■ Brief:
Transcribe the records below in full; pictures stay out of the copy.

(Stored records)
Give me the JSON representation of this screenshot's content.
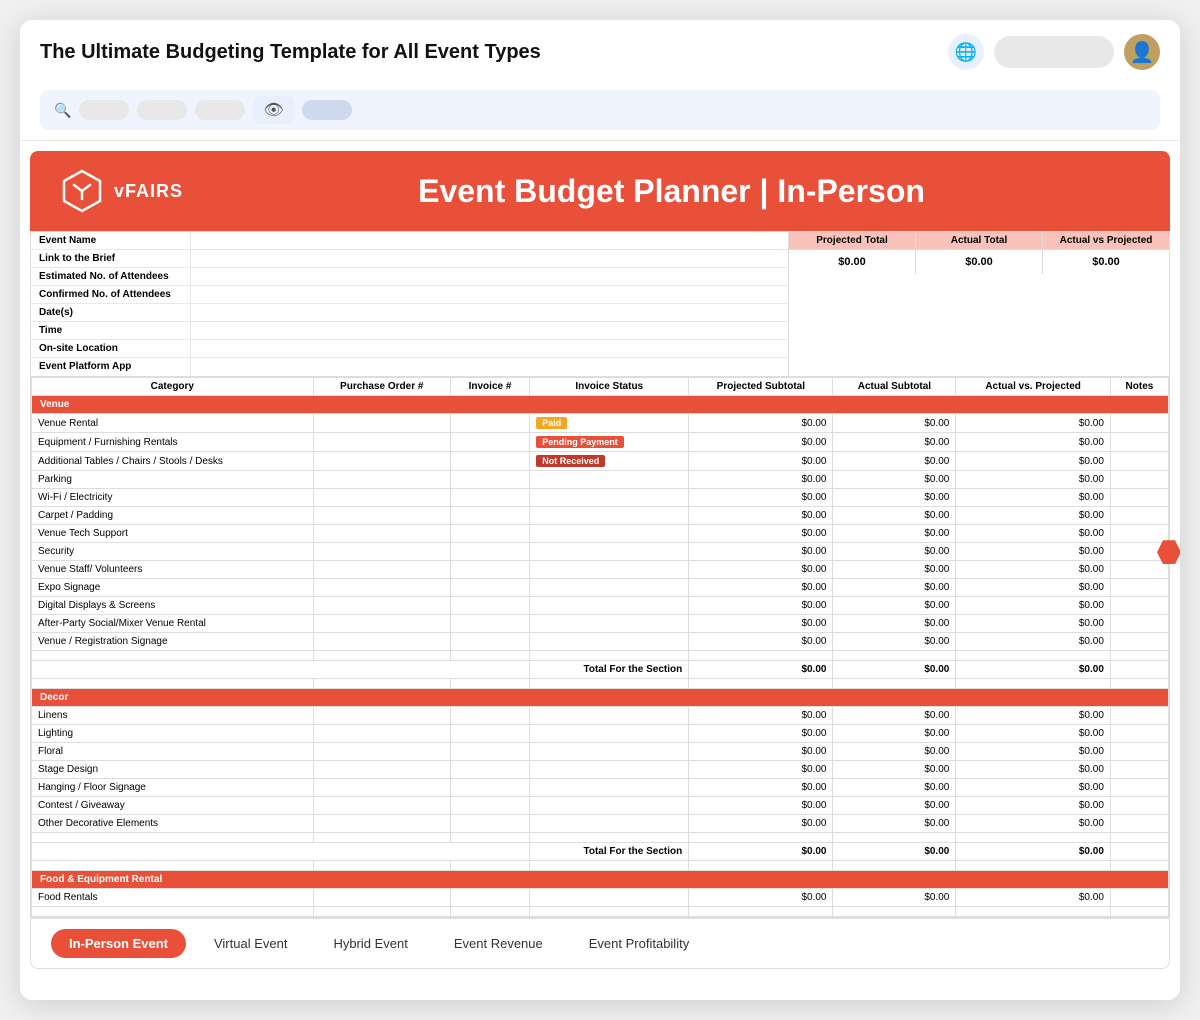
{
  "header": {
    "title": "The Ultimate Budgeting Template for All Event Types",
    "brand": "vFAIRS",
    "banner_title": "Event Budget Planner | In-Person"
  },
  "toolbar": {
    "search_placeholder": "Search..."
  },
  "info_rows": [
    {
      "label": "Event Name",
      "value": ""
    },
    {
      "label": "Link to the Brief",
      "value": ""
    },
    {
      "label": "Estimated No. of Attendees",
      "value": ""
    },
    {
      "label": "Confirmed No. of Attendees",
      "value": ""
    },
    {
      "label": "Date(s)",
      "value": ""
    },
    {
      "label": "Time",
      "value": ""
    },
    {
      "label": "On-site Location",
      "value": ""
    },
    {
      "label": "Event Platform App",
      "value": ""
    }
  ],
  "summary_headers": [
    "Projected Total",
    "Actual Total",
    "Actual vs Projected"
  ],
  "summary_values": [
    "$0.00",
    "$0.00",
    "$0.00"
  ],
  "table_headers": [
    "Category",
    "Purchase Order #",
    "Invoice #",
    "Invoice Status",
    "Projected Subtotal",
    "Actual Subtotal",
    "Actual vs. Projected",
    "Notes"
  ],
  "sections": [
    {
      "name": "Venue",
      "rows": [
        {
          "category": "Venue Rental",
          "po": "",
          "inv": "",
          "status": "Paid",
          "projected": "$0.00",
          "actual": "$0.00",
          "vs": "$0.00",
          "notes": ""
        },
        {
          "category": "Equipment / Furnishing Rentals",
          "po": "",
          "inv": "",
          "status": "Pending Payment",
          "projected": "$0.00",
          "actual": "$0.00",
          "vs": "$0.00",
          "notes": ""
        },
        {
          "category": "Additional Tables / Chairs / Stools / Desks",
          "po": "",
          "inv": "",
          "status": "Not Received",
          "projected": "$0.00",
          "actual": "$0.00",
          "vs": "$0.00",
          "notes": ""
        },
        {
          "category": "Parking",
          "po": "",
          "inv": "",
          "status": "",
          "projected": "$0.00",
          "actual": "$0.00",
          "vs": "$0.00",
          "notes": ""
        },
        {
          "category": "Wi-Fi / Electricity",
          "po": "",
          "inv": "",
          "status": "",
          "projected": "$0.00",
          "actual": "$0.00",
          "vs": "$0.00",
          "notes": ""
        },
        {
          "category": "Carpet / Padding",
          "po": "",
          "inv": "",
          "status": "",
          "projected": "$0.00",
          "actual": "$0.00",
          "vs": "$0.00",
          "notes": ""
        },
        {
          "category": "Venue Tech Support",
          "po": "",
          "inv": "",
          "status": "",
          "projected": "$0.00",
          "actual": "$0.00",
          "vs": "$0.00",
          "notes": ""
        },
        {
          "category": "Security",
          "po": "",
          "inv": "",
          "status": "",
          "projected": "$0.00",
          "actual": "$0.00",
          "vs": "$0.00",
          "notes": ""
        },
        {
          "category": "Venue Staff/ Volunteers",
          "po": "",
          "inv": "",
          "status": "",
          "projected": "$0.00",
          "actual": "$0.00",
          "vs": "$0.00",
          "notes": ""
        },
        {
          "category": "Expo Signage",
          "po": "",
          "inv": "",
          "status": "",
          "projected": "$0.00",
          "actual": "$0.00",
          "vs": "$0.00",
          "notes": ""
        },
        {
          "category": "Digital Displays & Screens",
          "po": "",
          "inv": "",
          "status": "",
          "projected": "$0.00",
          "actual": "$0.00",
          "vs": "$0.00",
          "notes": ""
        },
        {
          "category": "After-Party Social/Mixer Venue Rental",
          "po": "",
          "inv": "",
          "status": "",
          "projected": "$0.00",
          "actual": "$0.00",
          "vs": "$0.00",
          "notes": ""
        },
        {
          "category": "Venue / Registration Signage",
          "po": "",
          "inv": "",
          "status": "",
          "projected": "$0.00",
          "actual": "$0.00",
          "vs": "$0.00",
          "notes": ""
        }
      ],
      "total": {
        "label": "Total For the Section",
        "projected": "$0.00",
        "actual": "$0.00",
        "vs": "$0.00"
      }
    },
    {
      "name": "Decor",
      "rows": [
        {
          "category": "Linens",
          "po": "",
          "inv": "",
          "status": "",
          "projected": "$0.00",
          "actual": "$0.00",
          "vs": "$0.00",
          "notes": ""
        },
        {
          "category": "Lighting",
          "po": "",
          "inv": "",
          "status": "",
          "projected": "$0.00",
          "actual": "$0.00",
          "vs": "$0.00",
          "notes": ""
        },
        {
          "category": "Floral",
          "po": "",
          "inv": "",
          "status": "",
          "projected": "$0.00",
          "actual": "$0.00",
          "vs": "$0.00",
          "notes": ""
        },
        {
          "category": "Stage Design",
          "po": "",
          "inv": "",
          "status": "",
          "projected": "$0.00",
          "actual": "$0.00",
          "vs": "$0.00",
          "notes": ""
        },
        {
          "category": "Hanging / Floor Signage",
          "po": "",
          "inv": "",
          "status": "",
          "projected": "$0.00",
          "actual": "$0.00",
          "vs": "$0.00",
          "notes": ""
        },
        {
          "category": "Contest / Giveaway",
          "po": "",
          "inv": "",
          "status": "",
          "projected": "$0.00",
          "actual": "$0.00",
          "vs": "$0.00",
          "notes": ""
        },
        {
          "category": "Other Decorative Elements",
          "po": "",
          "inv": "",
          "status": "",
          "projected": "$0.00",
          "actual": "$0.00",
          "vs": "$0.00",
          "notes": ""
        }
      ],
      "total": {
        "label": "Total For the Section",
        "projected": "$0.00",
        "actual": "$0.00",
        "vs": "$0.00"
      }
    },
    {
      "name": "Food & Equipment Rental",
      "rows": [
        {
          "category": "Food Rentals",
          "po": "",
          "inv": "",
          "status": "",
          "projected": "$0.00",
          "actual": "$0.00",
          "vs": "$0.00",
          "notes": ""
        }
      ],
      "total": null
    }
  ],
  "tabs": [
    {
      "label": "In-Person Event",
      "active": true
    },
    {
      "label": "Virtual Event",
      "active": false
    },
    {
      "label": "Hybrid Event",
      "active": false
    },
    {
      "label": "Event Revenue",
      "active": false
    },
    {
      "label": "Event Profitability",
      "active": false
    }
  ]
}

■ Output:
Give me the JSON representation of this screenshot's content.
{
  "header": {
    "title": "The Ultimate Budgeting Template for All Event Types",
    "brand": "vFAIRS",
    "banner_title": "Event Budget Planner | In-Person"
  },
  "toolbar": {
    "search_placeholder": "Search..."
  },
  "info_rows": [
    {
      "label": "Event Name",
      "value": ""
    },
    {
      "label": "Link to the Brief",
      "value": ""
    },
    {
      "label": "Estimated No. of Attendees",
      "value": ""
    },
    {
      "label": "Confirmed No. of Attendees",
      "value": ""
    },
    {
      "label": "Date(s)",
      "value": ""
    },
    {
      "label": "Time",
      "value": ""
    },
    {
      "label": "On-site Location",
      "value": ""
    },
    {
      "label": "Event Platform App",
      "value": ""
    }
  ],
  "summary_headers": [
    "Projected Total",
    "Actual Total",
    "Actual vs Projected"
  ],
  "summary_values": [
    "$0.00",
    "$0.00",
    "$0.00"
  ],
  "table_headers": [
    "Category",
    "Purchase Order #",
    "Invoice #",
    "Invoice Status",
    "Projected Subtotal",
    "Actual Subtotal",
    "Actual vs. Projected",
    "Notes"
  ],
  "sections": [
    {
      "name": "Venue",
      "rows": [
        {
          "category": "Venue Rental",
          "po": "",
          "inv": "",
          "status": "Paid",
          "projected": "$0.00",
          "actual": "$0.00",
          "vs": "$0.00",
          "notes": ""
        },
        {
          "category": "Equipment / Furnishing Rentals",
          "po": "",
          "inv": "",
          "status": "Pending Payment",
          "projected": "$0.00",
          "actual": "$0.00",
          "vs": "$0.00",
          "notes": ""
        },
        {
          "category": "Additional Tables / Chairs / Stools / Desks",
          "po": "",
          "inv": "",
          "status": "Not Received",
          "projected": "$0.00",
          "actual": "$0.00",
          "vs": "$0.00",
          "notes": ""
        },
        {
          "category": "Parking",
          "po": "",
          "inv": "",
          "status": "",
          "projected": "$0.00",
          "actual": "$0.00",
          "vs": "$0.00",
          "notes": ""
        },
        {
          "category": "Wi-Fi / Electricity",
          "po": "",
          "inv": "",
          "status": "",
          "projected": "$0.00",
          "actual": "$0.00",
          "vs": "$0.00",
          "notes": ""
        },
        {
          "category": "Carpet / Padding",
          "po": "",
          "inv": "",
          "status": "",
          "projected": "$0.00",
          "actual": "$0.00",
          "vs": "$0.00",
          "notes": ""
        },
        {
          "category": "Venue Tech Support",
          "po": "",
          "inv": "",
          "status": "",
          "projected": "$0.00",
          "actual": "$0.00",
          "vs": "$0.00",
          "notes": ""
        },
        {
          "category": "Security",
          "po": "",
          "inv": "",
          "status": "",
          "projected": "$0.00",
          "actual": "$0.00",
          "vs": "$0.00",
          "notes": ""
        },
        {
          "category": "Venue Staff/ Volunteers",
          "po": "",
          "inv": "",
          "status": "",
          "projected": "$0.00",
          "actual": "$0.00",
          "vs": "$0.00",
          "notes": ""
        },
        {
          "category": "Expo Signage",
          "po": "",
          "inv": "",
          "status": "",
          "projected": "$0.00",
          "actual": "$0.00",
          "vs": "$0.00",
          "notes": ""
        },
        {
          "category": "Digital Displays & Screens",
          "po": "",
          "inv": "",
          "status": "",
          "projected": "$0.00",
          "actual": "$0.00",
          "vs": "$0.00",
          "notes": ""
        },
        {
          "category": "After-Party Social/Mixer Venue Rental",
          "po": "",
          "inv": "",
          "status": "",
          "projected": "$0.00",
          "actual": "$0.00",
          "vs": "$0.00",
          "notes": ""
        },
        {
          "category": "Venue / Registration Signage",
          "po": "",
          "inv": "",
          "status": "",
          "projected": "$0.00",
          "actual": "$0.00",
          "vs": "$0.00",
          "notes": ""
        }
      ],
      "total": {
        "label": "Total For the Section",
        "projected": "$0.00",
        "actual": "$0.00",
        "vs": "$0.00"
      }
    },
    {
      "name": "Decor",
      "rows": [
        {
          "category": "Linens",
          "po": "",
          "inv": "",
          "status": "",
          "projected": "$0.00",
          "actual": "$0.00",
          "vs": "$0.00",
          "notes": ""
        },
        {
          "category": "Lighting",
          "po": "",
          "inv": "",
          "status": "",
          "projected": "$0.00",
          "actual": "$0.00",
          "vs": "$0.00",
          "notes": ""
        },
        {
          "category": "Floral",
          "po": "",
          "inv": "",
          "status": "",
          "projected": "$0.00",
          "actual": "$0.00",
          "vs": "$0.00",
          "notes": ""
        },
        {
          "category": "Stage Design",
          "po": "",
          "inv": "",
          "status": "",
          "projected": "$0.00",
          "actual": "$0.00",
          "vs": "$0.00",
          "notes": ""
        },
        {
          "category": "Hanging / Floor Signage",
          "po": "",
          "inv": "",
          "status": "",
          "projected": "$0.00",
          "actual": "$0.00",
          "vs": "$0.00",
          "notes": ""
        },
        {
          "category": "Contest / Giveaway",
          "po": "",
          "inv": "",
          "status": "",
          "projected": "$0.00",
          "actual": "$0.00",
          "vs": "$0.00",
          "notes": ""
        },
        {
          "category": "Other Decorative Elements",
          "po": "",
          "inv": "",
          "status": "",
          "projected": "$0.00",
          "actual": "$0.00",
          "vs": "$0.00",
          "notes": ""
        }
      ],
      "total": {
        "label": "Total For the Section",
        "projected": "$0.00",
        "actual": "$0.00",
        "vs": "$0.00"
      }
    },
    {
      "name": "Food & Equipment Rental",
      "rows": [
        {
          "category": "Food Rentals",
          "po": "",
          "inv": "",
          "status": "",
          "projected": "$0.00",
          "actual": "$0.00",
          "vs": "$0.00",
          "notes": ""
        }
      ],
      "total": null
    }
  ],
  "tabs": [
    {
      "label": "In-Person Event",
      "active": true
    },
    {
      "label": "Virtual Event",
      "active": false
    },
    {
      "label": "Hybrid Event",
      "active": false
    },
    {
      "label": "Event Revenue",
      "active": false
    },
    {
      "label": "Event Profitability",
      "active": false
    }
  ]
}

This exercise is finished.